** YOUR GOAL **
Copy out all lines carrying the word "What".

------------

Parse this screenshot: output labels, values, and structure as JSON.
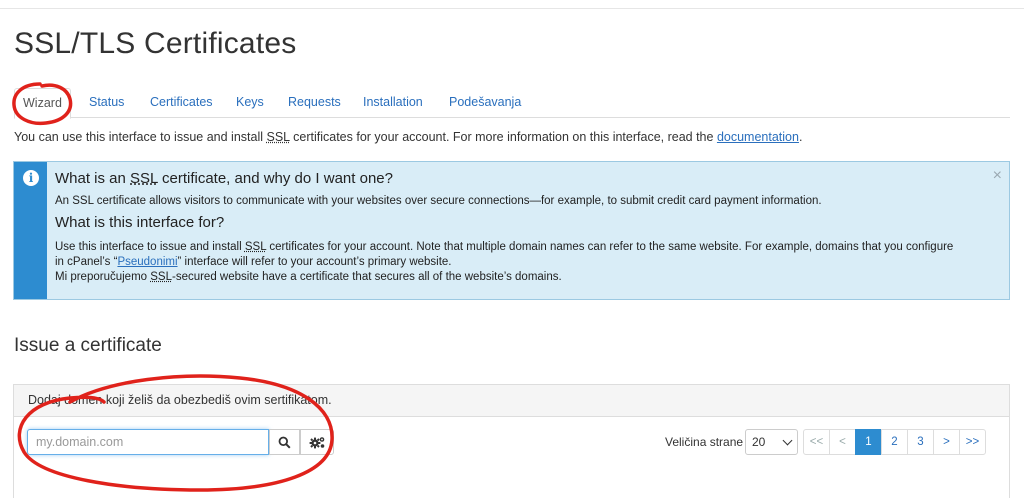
{
  "page": {
    "title": "SSL/TLS Certificates"
  },
  "tabs": [
    {
      "label": "Wizard",
      "active": true
    },
    {
      "label": "Status"
    },
    {
      "label": "Certificates"
    },
    {
      "label": "Keys"
    },
    {
      "label": "Requests"
    },
    {
      "label": "Installation"
    },
    {
      "label": "Podešavanja"
    }
  ],
  "intro": {
    "text_before": "You can use this interface to issue and install ",
    "abbr": "SSL",
    "text_after": " certificates for your account. For more information on this interface, read the ",
    "link": "documentation",
    "end": "."
  },
  "alert": {
    "icon": "info-icon",
    "close": "×",
    "h1_before": "What is an ",
    "h1_abbr": "SSL",
    "h1_after": " certificate, and why do I want one?",
    "p1": "An SSL certificate allows visitors to communicate with your websites over secure connections—for example, to submit credit card payment information.",
    "h2": "What is this interface for?",
    "p2_a": "Use this interface to issue and install ",
    "p2_abbr": "SSL",
    "p2_b": " certificates for your account. Note that multiple domain names can refer to the same website. For example, domains that you configure",
    "p2_c": "in cPanel’s “",
    "p2_link": "Pseudonimi",
    "p2_d": "” interface will refer to your account’s primary website.",
    "p3_a": "Mi preporučujemo ",
    "p3_abbr": "SSL",
    "p3_b": "-secured website have a certificate that secures all of the website’s domains."
  },
  "issue": {
    "title": "Issue a certificate",
    "panel_heading": "Dodaj domen koji želiš da obezbediš ovim sertifikatom.",
    "search_placeholder": "my.domain.com",
    "per_page_label": "Veličina strane",
    "per_page_value": "20",
    "pager": [
      "<<",
      "<",
      "1",
      "2",
      "3",
      ">",
      ">>"
    ],
    "current_page": "1"
  },
  "colors": {
    "accent": "#2d8cd0",
    "link": "#2a6fbd",
    "alert_bg": "#d9edf7",
    "annotation": "#e0221b"
  }
}
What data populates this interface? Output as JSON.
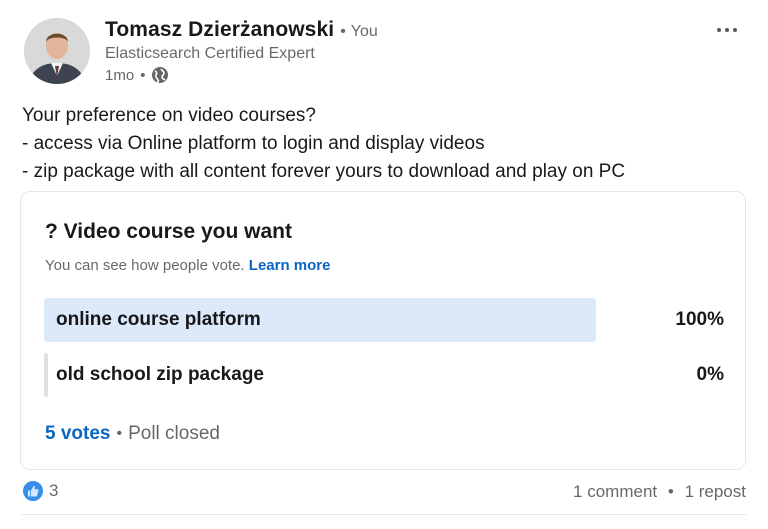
{
  "author": {
    "name": "Tomasz Dzierżanowski",
    "relation": "You",
    "headline": "Elasticsearch Certified Expert",
    "time": "1mo",
    "visibility_icon": "globe-icon"
  },
  "post": {
    "lines": [
      "Your preference on video courses?",
      "- access via Online platform to login and display videos",
      "- zip package with all content forever yours to download and play on PC"
    ]
  },
  "poll": {
    "question": "? Video course you want",
    "note": "You can see how people vote.",
    "learn_more": "Learn more",
    "options": [
      {
        "label": "online course platform",
        "percent_text": "100%",
        "percent": 100
      },
      {
        "label": "old school zip package",
        "percent_text": "0%",
        "percent": 0
      }
    ],
    "votes_text": "5 votes",
    "status": "Poll closed"
  },
  "social": {
    "reaction_icon": "like-icon",
    "reaction_count": "3",
    "comments": "1 comment",
    "reposts": "1 repost"
  },
  "colors": {
    "accent": "#0a66c2",
    "poll_fill_winner": "#dbe9fb",
    "poll_fill_other": "#e0e0e0"
  }
}
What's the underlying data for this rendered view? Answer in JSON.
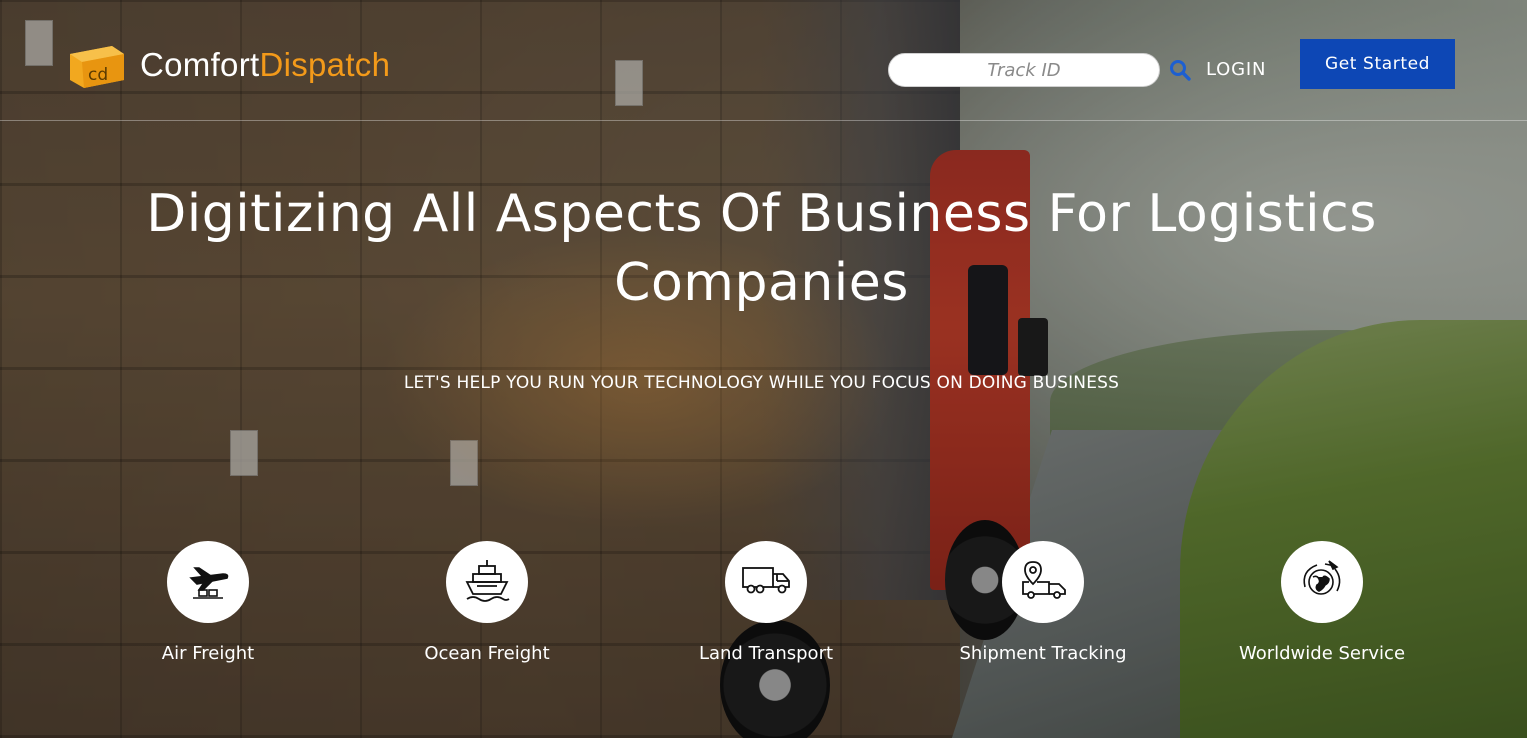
{
  "brand": {
    "name_part1": "Comfort",
    "name_part2": "Dispatch",
    "logo_text": "cd",
    "accent_color": "#f39a1a"
  },
  "header": {
    "track_placeholder": "Track ID",
    "search_icon": "search-icon",
    "login_label": "LOGIN",
    "cta_label": "Get Started",
    "cta_color": "#0d47b5"
  },
  "hero": {
    "headline": "Digitizing All Aspects Of Business For Logistics Companies",
    "subheadline": "LET'S HELP YOU RUN YOUR TECHNOLOGY WHILE YOU FOCUS ON DOING BUSINESS"
  },
  "services": [
    {
      "label": "Air Freight",
      "icon": "airplane-icon"
    },
    {
      "label": "Ocean Freight",
      "icon": "ship-icon"
    },
    {
      "label": "Land Transport",
      "icon": "truck-icon"
    },
    {
      "label": "Shipment Tracking",
      "icon": "tracking-truck-icon"
    },
    {
      "label": "Worldwide Service",
      "icon": "globe-icon"
    }
  ]
}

------------

** ANSWER **
    "h1_before": "What is an ",
    "h2": "What is this interface for?",
What data populates this interface? Output as JSON.
What's the underlying data for this rendered view? Answer in JSON.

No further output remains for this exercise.